*** INPUT DATA

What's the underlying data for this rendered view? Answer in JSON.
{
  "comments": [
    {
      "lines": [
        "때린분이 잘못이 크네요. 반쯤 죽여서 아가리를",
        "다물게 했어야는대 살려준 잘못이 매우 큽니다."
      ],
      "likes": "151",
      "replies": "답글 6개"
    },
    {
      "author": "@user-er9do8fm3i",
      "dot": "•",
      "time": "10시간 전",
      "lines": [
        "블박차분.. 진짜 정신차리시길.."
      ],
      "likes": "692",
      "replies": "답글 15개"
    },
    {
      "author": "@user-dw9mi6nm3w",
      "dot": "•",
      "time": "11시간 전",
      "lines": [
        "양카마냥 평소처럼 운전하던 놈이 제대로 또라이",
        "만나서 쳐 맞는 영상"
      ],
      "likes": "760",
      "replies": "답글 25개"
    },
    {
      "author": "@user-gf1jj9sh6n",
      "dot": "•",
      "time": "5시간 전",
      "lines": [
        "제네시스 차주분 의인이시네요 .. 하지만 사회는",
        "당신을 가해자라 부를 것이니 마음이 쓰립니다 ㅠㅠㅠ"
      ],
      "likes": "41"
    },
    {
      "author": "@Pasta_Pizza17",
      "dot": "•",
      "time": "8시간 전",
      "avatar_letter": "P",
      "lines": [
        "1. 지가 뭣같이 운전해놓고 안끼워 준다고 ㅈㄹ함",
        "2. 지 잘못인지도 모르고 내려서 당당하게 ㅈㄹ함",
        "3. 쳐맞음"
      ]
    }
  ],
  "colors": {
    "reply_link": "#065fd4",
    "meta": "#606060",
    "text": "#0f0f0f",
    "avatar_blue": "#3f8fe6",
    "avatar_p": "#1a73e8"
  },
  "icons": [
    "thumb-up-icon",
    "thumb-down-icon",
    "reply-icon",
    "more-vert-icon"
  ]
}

******
*** INPUT DATA

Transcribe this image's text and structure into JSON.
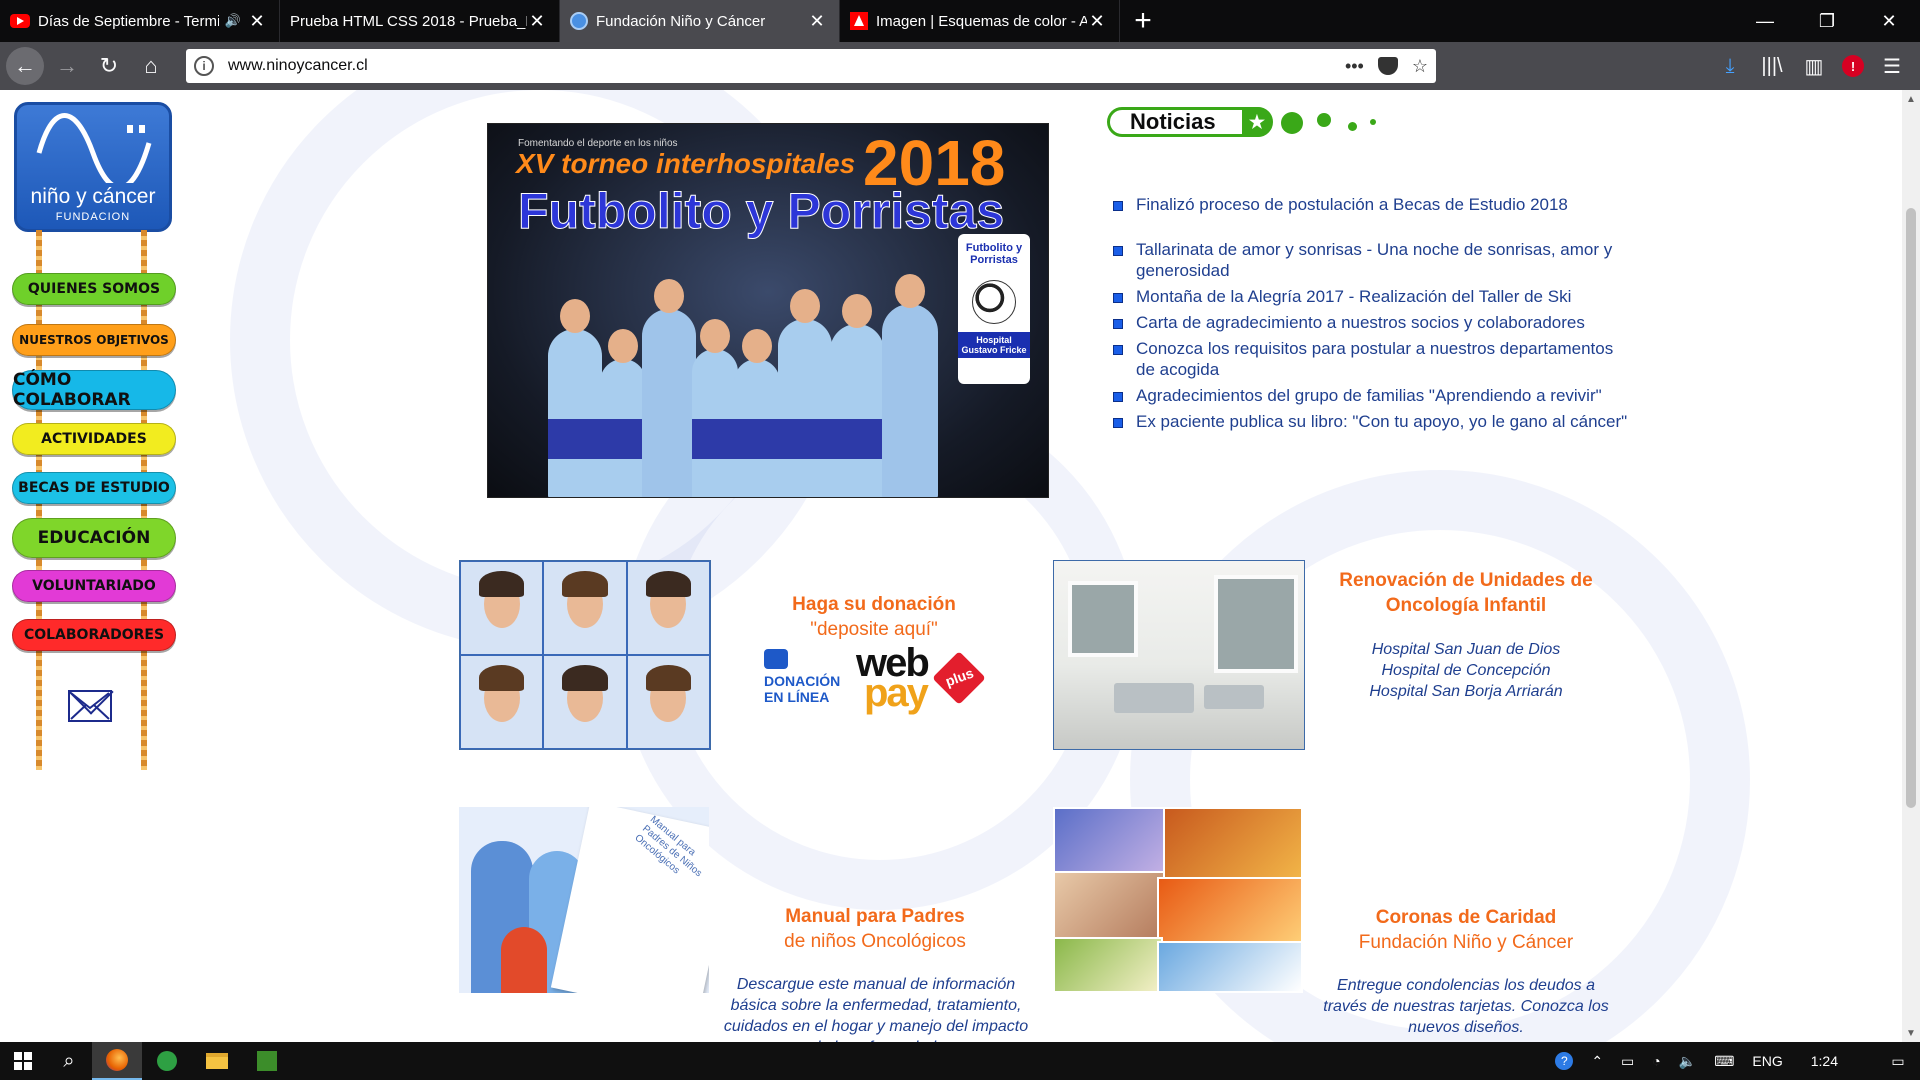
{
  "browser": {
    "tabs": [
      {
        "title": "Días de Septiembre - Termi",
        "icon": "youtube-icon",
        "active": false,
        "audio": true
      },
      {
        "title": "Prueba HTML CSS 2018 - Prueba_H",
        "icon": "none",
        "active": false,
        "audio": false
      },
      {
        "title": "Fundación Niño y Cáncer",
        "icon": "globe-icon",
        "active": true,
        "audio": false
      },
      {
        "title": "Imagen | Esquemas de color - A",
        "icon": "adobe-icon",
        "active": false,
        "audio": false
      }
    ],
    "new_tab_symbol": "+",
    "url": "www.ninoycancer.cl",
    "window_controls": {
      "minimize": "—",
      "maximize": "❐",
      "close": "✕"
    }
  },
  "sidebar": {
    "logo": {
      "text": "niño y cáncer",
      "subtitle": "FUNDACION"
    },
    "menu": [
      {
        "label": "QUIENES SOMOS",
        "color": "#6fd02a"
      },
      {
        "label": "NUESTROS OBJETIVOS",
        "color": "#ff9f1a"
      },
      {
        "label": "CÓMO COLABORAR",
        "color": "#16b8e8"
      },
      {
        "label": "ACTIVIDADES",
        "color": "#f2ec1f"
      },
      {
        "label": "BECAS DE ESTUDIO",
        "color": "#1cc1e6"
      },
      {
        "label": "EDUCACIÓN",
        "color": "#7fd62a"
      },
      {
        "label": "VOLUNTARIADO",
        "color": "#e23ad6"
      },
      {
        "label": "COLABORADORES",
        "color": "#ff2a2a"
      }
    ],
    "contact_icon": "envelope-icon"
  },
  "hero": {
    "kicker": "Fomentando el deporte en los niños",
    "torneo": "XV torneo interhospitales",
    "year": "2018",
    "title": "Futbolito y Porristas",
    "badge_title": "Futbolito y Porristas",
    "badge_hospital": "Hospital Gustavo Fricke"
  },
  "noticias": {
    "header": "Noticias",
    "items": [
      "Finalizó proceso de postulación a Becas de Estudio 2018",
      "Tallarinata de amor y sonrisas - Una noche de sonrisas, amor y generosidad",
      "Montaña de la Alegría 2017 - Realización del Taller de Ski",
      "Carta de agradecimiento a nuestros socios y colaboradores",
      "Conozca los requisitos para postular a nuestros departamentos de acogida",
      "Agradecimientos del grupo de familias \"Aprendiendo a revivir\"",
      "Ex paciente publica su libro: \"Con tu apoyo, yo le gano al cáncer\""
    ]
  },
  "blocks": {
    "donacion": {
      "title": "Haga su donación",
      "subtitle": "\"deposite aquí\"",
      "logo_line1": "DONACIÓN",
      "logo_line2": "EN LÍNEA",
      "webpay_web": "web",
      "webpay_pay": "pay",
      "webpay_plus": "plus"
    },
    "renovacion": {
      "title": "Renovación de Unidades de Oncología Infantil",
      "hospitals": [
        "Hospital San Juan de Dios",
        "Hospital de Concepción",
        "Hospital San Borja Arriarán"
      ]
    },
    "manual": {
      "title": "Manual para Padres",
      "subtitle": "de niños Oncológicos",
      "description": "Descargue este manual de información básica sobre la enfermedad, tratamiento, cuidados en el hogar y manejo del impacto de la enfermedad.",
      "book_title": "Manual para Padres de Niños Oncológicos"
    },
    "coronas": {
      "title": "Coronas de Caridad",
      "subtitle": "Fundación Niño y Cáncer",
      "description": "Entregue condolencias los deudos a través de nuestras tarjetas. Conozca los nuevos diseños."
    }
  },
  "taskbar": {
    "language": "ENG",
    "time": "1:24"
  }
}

******

TASK STATEMENT ->
Go through the records above, find every line with the word "text", and list those lines.

SOLUTION TO THE EXERCISE ->
    "text": "#0f0f0f",
Transcribe this image's text and structure into JSON.
      "text": "niño y cáncer",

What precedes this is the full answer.